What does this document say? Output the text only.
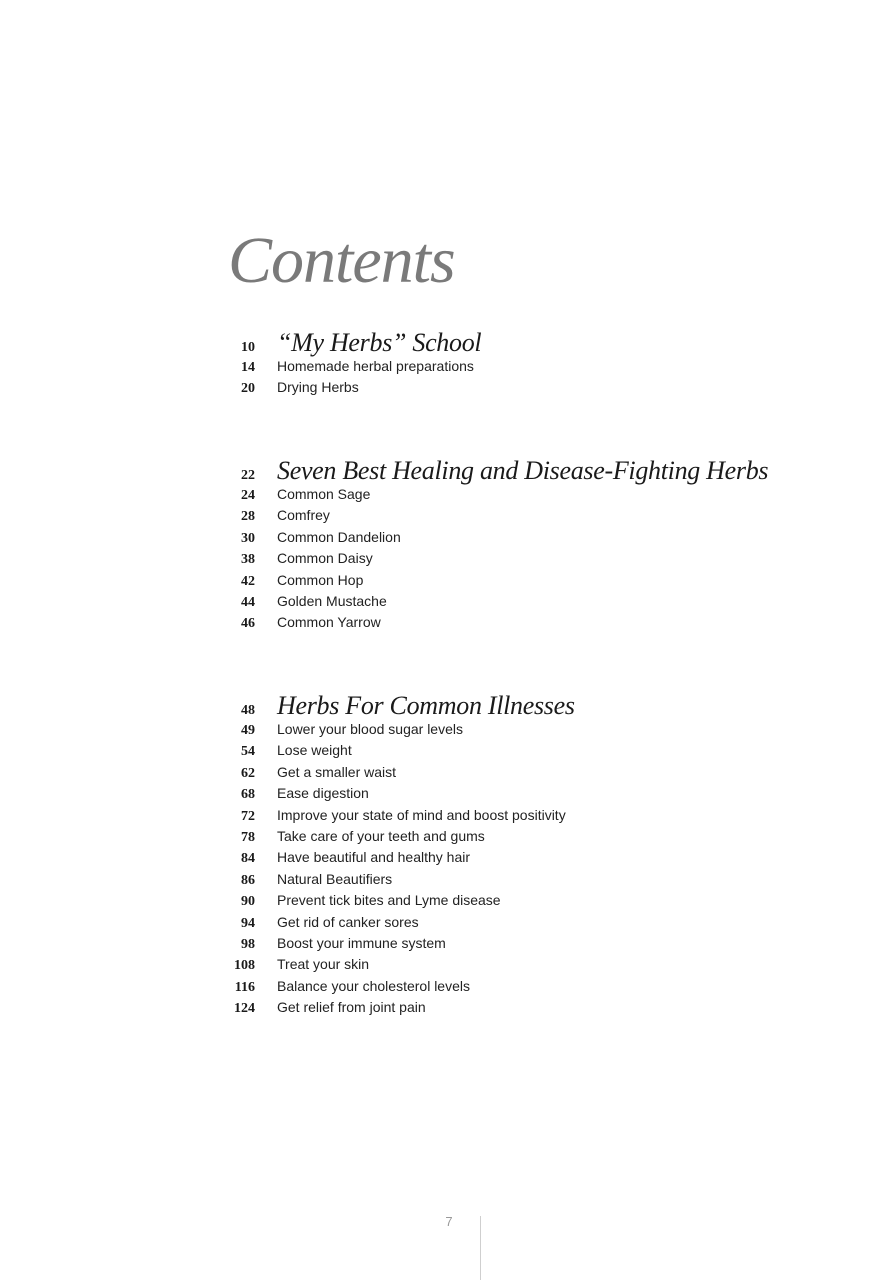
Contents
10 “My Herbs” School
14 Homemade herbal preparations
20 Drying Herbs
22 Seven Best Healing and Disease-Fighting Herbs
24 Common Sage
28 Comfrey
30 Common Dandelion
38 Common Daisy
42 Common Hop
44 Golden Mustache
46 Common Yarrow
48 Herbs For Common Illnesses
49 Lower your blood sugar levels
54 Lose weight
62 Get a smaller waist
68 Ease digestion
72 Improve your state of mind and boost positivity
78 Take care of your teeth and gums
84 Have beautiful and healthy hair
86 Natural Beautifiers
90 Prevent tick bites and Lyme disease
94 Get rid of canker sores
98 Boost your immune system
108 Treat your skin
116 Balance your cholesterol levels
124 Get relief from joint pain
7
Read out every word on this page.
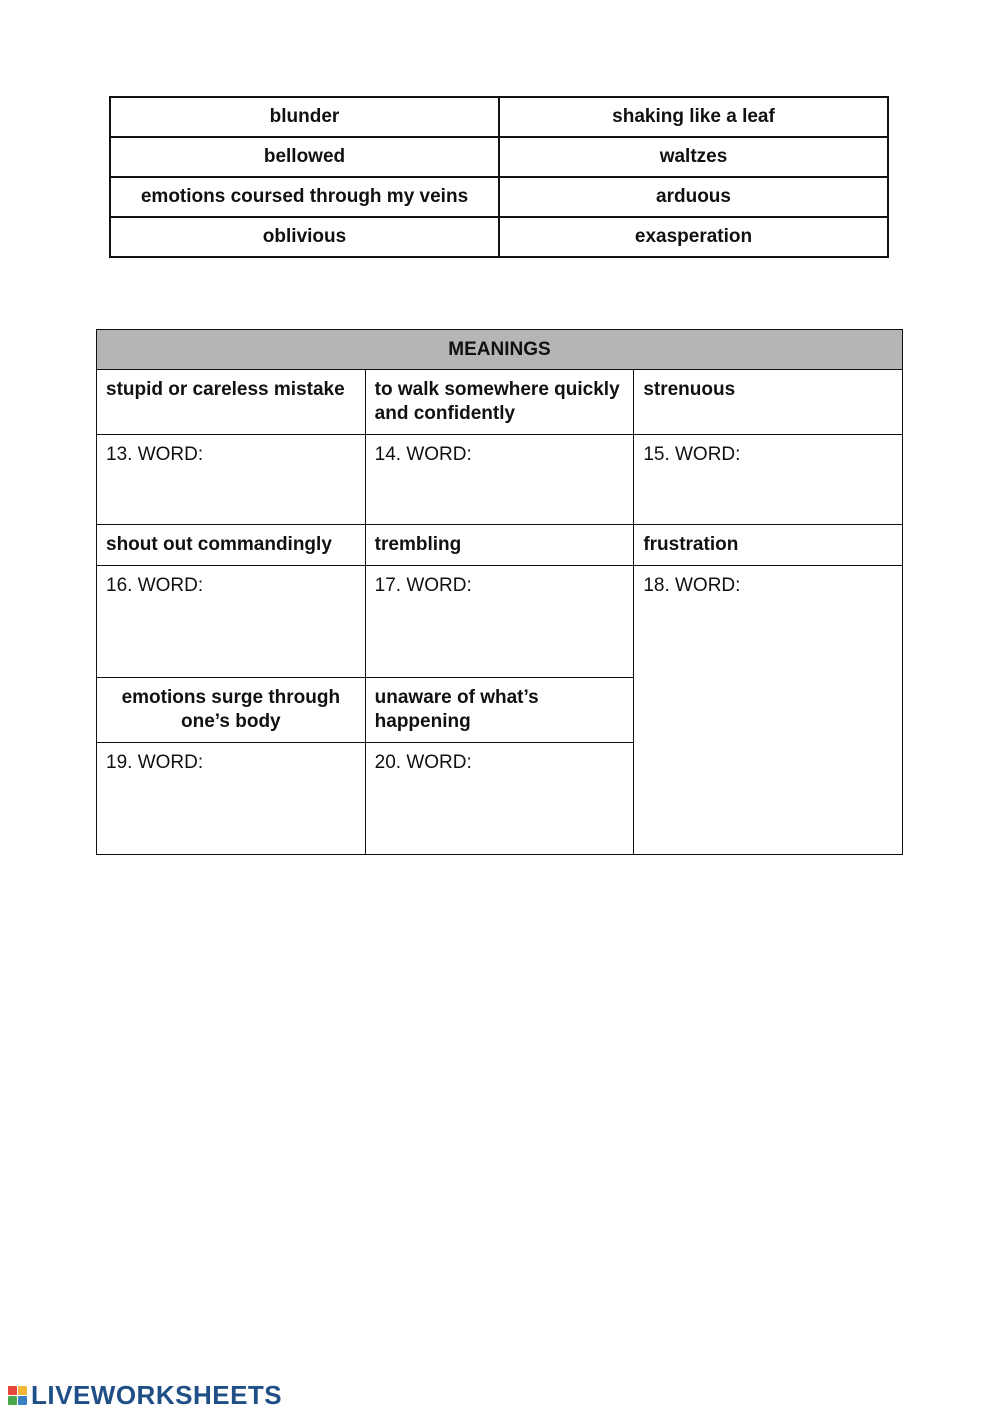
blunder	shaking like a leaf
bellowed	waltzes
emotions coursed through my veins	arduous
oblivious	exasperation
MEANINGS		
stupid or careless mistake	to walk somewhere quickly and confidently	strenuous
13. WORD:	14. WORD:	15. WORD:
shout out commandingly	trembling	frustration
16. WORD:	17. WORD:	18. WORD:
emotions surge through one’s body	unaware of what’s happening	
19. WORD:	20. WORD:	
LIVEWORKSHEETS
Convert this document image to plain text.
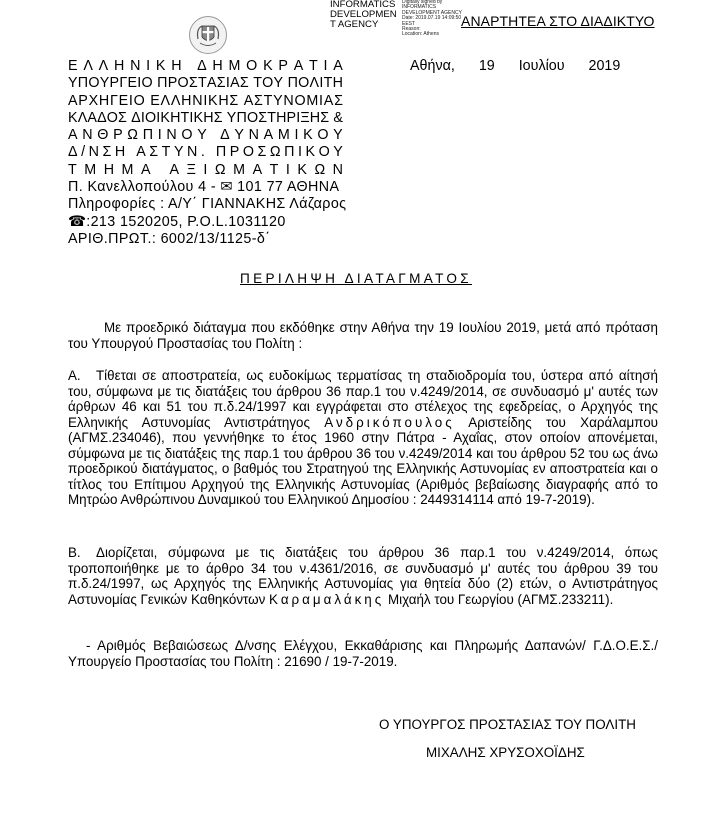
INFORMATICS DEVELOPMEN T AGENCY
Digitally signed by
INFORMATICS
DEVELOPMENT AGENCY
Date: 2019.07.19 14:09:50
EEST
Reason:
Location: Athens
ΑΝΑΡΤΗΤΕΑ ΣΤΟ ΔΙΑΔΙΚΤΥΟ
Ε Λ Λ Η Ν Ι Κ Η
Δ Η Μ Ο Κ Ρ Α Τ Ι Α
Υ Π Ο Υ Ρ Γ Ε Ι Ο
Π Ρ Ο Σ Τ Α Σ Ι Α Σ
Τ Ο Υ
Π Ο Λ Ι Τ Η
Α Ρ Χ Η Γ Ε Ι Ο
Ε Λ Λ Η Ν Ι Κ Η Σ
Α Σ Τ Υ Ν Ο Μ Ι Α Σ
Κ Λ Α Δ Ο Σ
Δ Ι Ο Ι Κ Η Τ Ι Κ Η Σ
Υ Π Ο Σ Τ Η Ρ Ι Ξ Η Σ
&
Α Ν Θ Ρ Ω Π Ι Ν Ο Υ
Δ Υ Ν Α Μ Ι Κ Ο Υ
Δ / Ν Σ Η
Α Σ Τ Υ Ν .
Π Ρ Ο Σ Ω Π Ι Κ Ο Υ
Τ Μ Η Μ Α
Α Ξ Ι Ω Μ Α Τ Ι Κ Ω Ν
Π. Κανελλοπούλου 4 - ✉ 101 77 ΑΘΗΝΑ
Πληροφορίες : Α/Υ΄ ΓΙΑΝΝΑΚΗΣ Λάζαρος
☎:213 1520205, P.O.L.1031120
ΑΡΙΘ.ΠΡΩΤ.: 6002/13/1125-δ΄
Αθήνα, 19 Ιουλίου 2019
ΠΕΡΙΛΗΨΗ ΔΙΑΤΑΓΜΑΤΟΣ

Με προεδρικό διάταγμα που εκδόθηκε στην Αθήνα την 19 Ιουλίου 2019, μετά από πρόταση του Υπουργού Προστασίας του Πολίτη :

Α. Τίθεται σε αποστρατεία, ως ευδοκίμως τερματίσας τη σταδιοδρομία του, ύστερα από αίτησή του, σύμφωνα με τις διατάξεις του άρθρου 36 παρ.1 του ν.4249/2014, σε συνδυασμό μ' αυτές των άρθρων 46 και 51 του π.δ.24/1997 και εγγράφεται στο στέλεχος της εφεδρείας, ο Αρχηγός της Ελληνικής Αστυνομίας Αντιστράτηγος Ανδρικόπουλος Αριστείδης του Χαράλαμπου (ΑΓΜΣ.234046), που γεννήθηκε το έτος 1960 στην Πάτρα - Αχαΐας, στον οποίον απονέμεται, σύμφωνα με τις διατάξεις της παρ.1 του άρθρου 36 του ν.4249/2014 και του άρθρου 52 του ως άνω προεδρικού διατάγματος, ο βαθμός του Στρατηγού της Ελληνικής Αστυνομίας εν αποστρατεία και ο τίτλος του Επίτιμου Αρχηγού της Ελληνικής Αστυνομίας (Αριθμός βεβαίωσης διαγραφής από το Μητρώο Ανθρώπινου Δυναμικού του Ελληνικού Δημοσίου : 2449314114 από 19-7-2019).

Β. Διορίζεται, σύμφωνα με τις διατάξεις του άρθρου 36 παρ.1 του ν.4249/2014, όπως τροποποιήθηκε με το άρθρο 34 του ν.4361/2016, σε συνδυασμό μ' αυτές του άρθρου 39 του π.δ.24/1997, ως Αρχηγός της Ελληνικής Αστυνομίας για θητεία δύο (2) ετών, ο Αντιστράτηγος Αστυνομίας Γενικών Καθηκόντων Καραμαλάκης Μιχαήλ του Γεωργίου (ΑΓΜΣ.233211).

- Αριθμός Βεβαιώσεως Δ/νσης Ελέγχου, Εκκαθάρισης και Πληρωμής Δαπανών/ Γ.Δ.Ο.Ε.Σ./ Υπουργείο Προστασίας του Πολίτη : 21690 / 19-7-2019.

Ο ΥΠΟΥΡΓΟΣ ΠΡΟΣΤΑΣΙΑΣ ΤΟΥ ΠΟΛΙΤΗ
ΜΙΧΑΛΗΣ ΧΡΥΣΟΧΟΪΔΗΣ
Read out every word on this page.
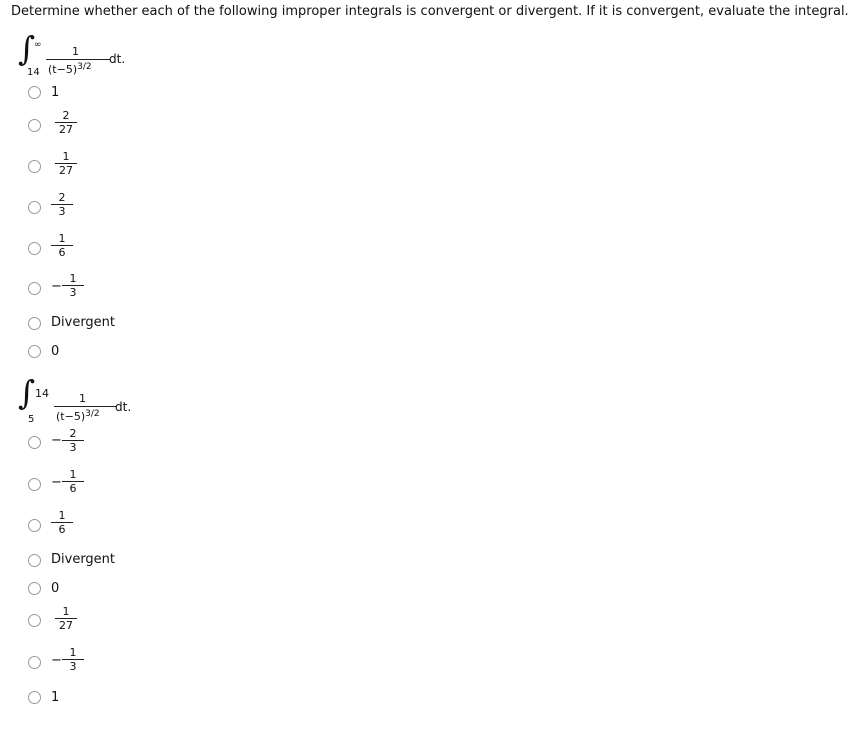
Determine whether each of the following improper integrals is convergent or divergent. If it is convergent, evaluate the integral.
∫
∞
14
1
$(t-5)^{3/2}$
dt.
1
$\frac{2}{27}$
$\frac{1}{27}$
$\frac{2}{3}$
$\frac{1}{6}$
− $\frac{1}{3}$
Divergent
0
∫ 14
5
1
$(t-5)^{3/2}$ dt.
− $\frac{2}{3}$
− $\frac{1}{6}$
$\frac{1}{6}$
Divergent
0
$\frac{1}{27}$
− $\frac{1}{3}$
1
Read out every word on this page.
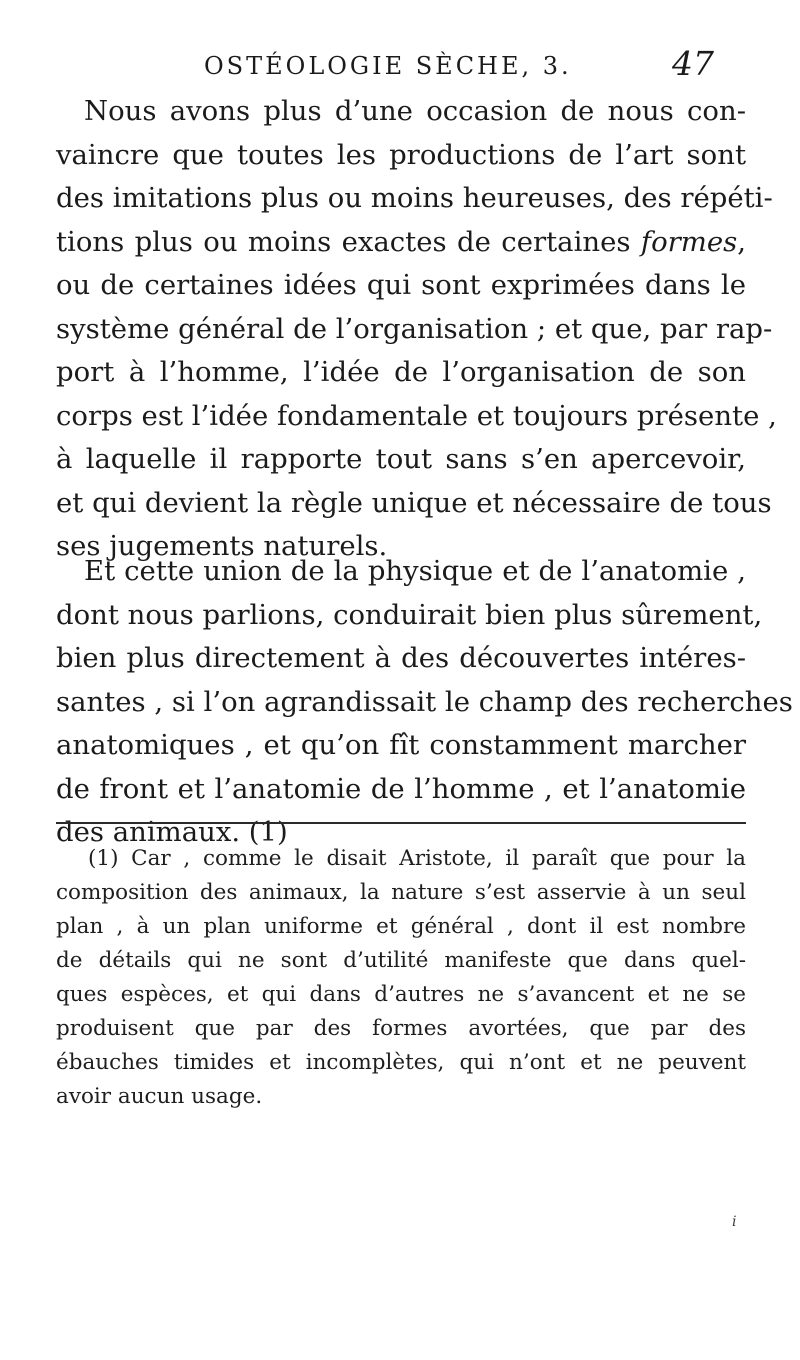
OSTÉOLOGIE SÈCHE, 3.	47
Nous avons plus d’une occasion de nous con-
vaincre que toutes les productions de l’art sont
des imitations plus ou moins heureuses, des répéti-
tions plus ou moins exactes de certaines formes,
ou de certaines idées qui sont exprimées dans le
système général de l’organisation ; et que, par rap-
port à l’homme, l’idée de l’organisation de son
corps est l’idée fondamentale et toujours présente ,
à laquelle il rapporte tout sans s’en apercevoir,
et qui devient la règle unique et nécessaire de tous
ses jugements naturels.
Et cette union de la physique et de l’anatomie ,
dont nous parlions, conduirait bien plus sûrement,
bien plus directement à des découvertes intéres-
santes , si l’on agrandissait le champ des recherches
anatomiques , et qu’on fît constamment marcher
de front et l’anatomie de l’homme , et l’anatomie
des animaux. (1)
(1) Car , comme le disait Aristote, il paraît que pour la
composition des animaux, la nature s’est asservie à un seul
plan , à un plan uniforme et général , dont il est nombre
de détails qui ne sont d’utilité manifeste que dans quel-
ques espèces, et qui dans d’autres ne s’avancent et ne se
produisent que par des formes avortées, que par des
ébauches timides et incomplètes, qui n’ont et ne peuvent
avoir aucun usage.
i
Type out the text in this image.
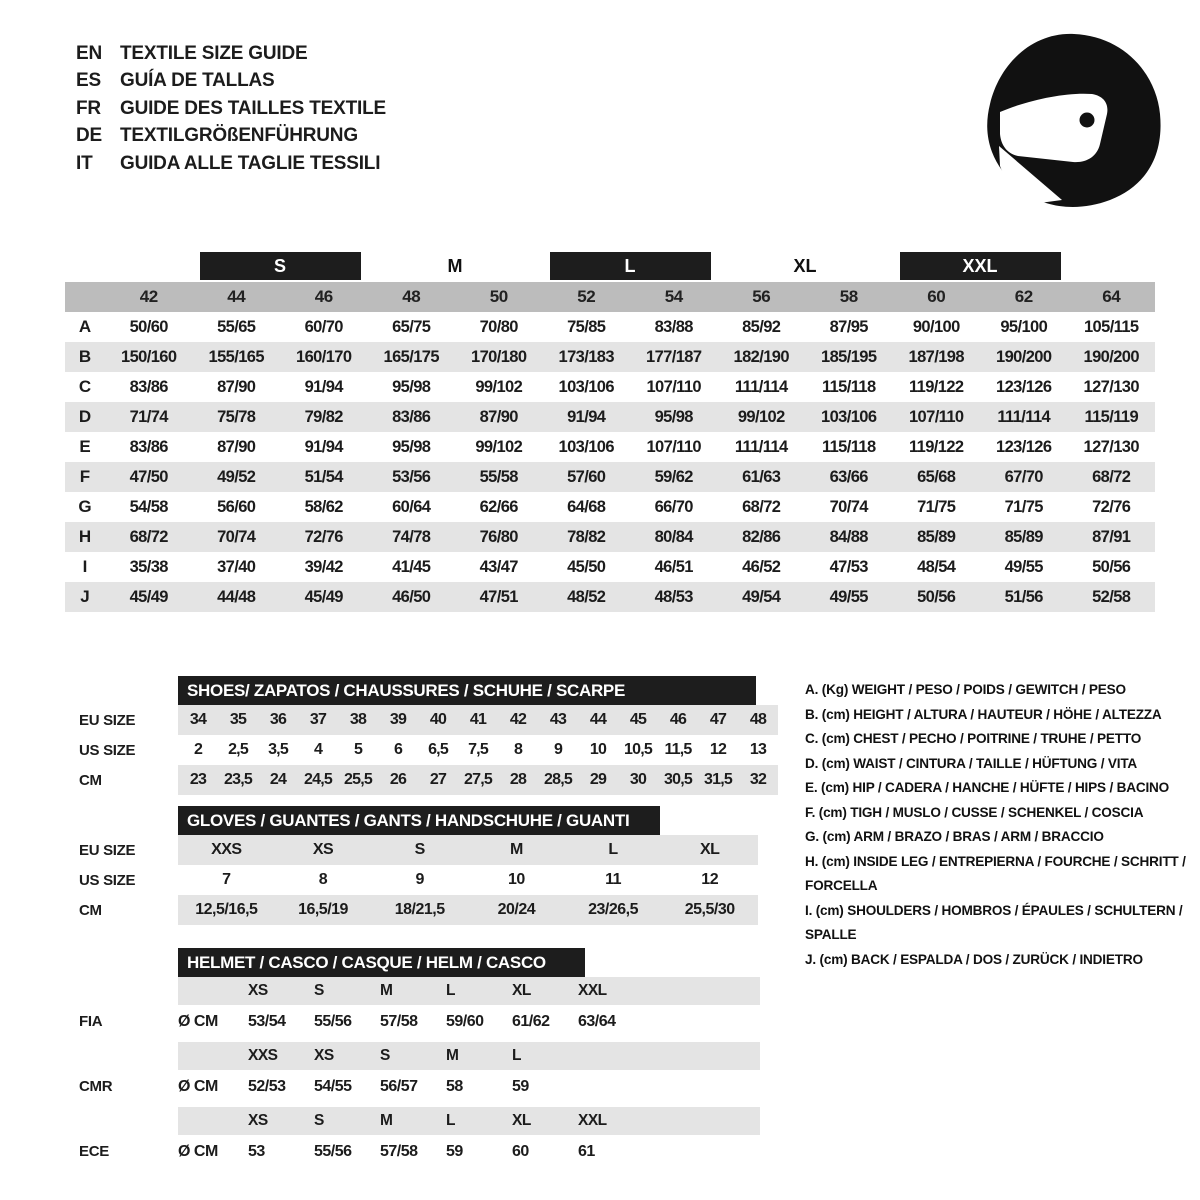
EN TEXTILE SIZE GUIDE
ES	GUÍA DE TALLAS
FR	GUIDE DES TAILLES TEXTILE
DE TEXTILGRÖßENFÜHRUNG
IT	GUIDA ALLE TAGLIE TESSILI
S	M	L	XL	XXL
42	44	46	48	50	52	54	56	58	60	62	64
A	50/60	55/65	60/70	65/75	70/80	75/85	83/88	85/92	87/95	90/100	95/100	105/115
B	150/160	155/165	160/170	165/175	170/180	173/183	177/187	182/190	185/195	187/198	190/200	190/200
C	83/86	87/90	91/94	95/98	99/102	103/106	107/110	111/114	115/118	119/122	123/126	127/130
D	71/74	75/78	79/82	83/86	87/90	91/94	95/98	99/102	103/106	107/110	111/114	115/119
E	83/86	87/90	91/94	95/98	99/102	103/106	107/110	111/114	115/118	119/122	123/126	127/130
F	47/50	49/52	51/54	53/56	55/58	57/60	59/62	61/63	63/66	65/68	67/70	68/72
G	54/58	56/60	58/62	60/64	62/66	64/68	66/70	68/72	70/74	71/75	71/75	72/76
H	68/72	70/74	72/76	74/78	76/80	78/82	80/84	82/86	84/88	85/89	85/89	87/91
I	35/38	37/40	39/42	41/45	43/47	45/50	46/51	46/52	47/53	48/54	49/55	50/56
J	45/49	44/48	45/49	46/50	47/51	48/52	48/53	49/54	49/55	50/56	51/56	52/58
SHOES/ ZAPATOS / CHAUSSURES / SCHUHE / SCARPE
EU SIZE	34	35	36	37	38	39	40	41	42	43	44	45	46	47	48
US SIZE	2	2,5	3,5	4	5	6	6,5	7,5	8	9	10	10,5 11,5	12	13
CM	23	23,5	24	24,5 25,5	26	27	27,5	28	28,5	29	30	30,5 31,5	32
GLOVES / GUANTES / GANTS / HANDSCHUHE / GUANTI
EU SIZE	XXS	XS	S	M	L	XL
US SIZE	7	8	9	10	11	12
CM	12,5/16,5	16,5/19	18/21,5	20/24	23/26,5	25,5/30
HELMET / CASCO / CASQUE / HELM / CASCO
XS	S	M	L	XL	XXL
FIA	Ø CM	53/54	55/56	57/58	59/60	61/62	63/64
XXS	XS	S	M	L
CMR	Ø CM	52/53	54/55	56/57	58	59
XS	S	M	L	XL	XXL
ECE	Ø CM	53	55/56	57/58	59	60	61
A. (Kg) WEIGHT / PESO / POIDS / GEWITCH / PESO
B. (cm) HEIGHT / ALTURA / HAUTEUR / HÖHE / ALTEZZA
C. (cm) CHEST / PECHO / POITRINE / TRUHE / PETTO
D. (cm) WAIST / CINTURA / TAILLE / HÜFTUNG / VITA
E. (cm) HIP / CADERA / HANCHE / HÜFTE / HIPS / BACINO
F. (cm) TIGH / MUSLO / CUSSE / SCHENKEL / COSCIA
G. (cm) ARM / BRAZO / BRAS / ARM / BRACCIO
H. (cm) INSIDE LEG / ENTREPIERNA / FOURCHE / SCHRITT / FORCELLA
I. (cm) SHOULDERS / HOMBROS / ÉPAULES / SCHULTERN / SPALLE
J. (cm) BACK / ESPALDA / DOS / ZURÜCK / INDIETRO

+++

GOAL. List every line from the entries above in which "anatomie" appears.

ANSWER TO THE TASK.
Et cette union de la physique et de l’anatomie ,
de front et l’anatomie de l’homme , et l’anatomie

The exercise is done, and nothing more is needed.